## Instructions for the task
Extract the complete listing and output it unchanged.
|---|
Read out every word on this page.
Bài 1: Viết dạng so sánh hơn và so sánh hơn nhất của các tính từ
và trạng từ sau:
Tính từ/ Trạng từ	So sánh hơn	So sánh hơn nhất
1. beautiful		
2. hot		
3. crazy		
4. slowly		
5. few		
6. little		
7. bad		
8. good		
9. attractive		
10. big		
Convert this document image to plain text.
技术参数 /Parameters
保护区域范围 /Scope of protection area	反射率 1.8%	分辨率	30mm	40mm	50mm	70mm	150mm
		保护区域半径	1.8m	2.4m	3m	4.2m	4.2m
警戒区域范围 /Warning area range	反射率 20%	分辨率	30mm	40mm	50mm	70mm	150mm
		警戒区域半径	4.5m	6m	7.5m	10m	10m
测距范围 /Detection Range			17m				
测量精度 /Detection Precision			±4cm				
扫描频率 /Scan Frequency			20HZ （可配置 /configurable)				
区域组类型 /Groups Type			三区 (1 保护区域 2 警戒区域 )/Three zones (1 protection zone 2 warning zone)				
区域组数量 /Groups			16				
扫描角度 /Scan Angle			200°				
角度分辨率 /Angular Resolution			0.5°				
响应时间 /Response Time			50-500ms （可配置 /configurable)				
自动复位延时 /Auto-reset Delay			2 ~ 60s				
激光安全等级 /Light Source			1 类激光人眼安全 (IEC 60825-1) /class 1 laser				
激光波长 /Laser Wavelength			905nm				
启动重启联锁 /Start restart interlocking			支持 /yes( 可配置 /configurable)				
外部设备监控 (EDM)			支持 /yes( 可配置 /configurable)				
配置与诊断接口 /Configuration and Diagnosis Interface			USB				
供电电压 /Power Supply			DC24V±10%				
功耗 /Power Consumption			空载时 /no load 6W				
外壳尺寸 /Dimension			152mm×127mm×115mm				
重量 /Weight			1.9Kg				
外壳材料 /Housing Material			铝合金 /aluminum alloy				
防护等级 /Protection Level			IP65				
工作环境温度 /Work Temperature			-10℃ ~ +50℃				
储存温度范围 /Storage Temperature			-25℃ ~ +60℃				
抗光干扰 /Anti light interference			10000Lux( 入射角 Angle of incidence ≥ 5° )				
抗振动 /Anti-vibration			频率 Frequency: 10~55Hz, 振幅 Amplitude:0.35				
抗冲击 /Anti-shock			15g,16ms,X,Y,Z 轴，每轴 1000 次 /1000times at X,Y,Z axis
|---|
## Right answer
Read out every word on this page.
Bài 1: Viết dạng so sánh hơn và so sánh hơn nhất của các tính từ
và trạng từ sau:
Tính từ/ Trạng từ	So sánh hơn	So sánh hơn nhất
1. beautiful		
2. hot		
3. crazy		
4. slowly		
5. few		
6. little		
7. bad		
8. good		
9. attractive		
10. big		
Convert this document image to plain text.
技术参数 /Parameters
保护区域范围 /Scope of protection area	反射率 1.8%	分辨率	30mm	40mm	50mm	70mm	150mm
		保护区域半径	1.8m	2.4m	3m	4.2m	4.2m
警戒区域范围 /Warning area range	反射率 20%	分辨率	30mm	40mm	50mm	70mm	150mm
		警戒区域半径	4.5m	6m	7.5m	10m	10m
测距范围 /Detection Range			17m				
测量精度 /Detection Precision			±4cm				
扫描频率 /Scan Frequency			20HZ （可配置 /configurable)				
区域组类型 /Groups Type			三区 (1 保护区域 2 警戒区域 )/Three zones (1 protection zone 2 warning zone)				
区域组数量 /Groups			16				
扫描角度 /Scan Angle			200°				
角度分辨率 /Angular Resolution			0.5°				
响应时间 /Response Time			50-500ms （可配置 /configurable)				
自动复位延时 /Auto-reset Delay			2 ~ 60s				
激光安全等级 /Light Source			1 类激光人眼安全 (IEC 60825-1) /class 1 laser				
激光波长 /Laser Wavelength			905nm				
启动重启联锁 /Start restart interlocking			支持 /yes( 可配置 /configurable)				
外部设备监控 (EDM)			支持 /yes( 可配置 /configurable)				
配置与诊断接口 /Configuration and Diagnosis Interface			USB				
供电电压 /Power Supply			DC24V±10%				
功耗 /Power Consumption			空载时 /no load 6W				
外壳尺寸 /Dimension			152mm×127mm×115mm				
重量 /Weight			1.9Kg				
外壳材料 /Housing Material			铝合金 /aluminum alloy				
防护等级 /Protection Level			IP65				
工作环境温度 /Work Temperature			-10℃ ~ +50℃				
储存温度范围 /Storage Temperature			-25℃ ~ +60℃				
抗光干扰 /Anti light interference			10000Lux( 入射角 Angle of incidence ≥ 5° )				
抗振动 /Anti-vibration			频率 Frequency: 10~55Hz, 振幅 Amplitude:0.35				
抗冲击 /Anti-shock			15g,16ms,X,Y,Z 轴，每轴 1000 次 /1000times at X,Y,Z axis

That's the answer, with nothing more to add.